— THE EXERCISE —
Examine the records and identify each line that includes the string "color". Copy those lines.

— DATA PROVIDED —

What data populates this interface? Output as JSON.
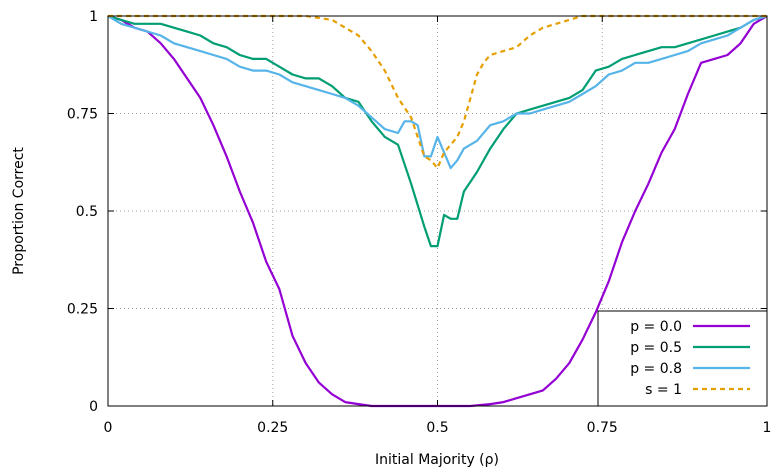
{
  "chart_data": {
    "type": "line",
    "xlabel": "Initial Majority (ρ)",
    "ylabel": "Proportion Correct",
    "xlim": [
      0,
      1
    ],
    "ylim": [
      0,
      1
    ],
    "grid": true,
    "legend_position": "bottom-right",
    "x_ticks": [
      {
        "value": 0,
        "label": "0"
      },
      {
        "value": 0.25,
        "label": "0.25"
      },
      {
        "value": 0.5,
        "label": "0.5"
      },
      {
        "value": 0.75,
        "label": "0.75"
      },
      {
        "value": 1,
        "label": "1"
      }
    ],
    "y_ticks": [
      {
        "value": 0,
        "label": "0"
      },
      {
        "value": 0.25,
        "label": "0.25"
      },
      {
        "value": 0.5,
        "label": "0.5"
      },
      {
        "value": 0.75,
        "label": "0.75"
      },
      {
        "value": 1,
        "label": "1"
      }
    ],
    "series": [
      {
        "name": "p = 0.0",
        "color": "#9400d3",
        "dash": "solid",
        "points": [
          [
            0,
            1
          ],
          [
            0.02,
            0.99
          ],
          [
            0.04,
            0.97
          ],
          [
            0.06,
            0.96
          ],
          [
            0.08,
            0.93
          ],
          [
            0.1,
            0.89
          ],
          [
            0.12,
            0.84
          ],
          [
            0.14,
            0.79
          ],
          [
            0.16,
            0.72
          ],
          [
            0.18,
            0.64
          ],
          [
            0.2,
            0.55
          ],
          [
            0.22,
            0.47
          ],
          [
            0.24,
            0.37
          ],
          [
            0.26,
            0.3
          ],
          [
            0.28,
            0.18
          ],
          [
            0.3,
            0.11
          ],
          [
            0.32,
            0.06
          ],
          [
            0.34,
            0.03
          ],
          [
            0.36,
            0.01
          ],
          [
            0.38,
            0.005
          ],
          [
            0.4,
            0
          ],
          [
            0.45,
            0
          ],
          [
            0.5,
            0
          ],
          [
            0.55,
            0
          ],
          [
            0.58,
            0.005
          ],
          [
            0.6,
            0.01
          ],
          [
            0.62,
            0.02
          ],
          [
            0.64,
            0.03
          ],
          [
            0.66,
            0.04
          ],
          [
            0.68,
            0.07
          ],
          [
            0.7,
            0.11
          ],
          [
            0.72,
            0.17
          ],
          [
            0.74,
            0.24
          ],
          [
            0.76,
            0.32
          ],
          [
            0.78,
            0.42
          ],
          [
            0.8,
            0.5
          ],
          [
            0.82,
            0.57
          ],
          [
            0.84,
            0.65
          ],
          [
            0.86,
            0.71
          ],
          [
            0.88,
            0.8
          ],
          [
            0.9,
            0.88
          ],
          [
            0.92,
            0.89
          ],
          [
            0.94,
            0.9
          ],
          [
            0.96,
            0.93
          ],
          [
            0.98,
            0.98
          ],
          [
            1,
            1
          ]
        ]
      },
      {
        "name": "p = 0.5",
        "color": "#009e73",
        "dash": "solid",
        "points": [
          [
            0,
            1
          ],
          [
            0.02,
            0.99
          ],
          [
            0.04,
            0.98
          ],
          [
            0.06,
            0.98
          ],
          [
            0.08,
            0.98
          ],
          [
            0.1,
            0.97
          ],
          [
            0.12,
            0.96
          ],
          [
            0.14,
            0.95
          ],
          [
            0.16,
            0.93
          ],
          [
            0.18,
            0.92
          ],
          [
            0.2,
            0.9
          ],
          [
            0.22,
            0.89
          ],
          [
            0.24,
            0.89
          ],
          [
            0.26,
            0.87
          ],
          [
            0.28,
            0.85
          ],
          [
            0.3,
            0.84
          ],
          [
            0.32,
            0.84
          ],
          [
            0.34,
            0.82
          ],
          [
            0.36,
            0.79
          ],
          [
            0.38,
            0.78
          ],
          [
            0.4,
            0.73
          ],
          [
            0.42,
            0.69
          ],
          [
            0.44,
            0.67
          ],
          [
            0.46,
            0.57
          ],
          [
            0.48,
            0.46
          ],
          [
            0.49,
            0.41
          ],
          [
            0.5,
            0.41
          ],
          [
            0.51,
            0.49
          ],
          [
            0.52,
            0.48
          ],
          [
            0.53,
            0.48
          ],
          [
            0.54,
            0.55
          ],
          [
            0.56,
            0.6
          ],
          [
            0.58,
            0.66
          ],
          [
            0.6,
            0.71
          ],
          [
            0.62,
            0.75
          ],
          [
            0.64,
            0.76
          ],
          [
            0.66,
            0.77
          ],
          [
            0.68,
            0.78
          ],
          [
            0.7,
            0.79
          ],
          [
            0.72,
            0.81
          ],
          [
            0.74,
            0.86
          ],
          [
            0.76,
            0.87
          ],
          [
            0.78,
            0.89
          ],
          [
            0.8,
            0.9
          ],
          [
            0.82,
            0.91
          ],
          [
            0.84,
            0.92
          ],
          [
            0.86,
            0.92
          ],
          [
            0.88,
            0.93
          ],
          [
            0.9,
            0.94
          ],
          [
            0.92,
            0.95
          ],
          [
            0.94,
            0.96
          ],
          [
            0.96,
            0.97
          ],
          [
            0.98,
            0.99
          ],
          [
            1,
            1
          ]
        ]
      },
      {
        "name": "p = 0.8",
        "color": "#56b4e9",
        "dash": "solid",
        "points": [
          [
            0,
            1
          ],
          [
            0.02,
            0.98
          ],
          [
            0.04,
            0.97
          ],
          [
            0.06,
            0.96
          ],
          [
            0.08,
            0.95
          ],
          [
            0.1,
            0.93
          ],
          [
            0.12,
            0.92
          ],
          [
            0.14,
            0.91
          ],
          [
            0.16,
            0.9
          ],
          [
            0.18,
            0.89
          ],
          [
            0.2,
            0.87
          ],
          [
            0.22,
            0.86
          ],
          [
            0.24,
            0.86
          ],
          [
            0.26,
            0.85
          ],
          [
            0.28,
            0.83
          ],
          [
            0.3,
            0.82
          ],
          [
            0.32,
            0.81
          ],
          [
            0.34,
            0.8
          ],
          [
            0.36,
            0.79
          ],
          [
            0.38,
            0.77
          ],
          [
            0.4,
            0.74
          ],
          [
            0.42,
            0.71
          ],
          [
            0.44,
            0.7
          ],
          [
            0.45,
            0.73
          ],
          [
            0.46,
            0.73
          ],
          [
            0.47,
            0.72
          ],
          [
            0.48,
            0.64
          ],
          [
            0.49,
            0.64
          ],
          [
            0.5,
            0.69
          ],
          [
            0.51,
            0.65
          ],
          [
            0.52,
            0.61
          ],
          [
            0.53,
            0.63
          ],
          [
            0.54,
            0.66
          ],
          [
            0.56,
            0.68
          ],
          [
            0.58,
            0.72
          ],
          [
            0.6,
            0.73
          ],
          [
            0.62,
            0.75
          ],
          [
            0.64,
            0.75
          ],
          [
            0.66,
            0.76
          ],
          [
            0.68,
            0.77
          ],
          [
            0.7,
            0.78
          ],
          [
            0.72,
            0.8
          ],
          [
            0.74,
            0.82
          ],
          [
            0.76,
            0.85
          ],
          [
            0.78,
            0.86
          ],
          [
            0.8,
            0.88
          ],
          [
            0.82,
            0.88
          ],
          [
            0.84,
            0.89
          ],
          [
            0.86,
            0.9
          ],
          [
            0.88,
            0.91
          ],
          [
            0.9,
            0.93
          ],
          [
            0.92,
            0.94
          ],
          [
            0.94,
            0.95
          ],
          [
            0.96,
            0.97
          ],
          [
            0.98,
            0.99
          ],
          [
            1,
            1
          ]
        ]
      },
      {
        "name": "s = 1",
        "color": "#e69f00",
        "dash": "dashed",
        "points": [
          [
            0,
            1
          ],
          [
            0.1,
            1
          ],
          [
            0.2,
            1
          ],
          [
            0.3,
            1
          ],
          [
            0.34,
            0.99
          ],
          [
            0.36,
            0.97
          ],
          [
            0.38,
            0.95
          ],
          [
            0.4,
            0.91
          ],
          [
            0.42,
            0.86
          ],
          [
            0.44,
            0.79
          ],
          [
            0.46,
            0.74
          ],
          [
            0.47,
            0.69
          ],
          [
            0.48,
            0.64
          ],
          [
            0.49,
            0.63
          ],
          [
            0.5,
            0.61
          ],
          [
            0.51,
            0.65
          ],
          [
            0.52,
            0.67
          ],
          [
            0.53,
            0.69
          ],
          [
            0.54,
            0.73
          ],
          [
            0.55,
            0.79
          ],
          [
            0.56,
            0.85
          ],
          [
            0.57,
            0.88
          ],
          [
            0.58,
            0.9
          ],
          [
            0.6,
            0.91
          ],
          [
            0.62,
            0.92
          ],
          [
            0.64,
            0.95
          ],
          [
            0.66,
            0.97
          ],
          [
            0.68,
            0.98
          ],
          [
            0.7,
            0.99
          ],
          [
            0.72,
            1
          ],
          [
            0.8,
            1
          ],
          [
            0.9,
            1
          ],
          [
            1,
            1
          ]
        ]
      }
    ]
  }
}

— RESPONSE FOR THIS EXERCISE —
        "color": "#9400d3",
        "color": "#009e73",
        "color": "#56b4e9",
        "color": "#e69f00",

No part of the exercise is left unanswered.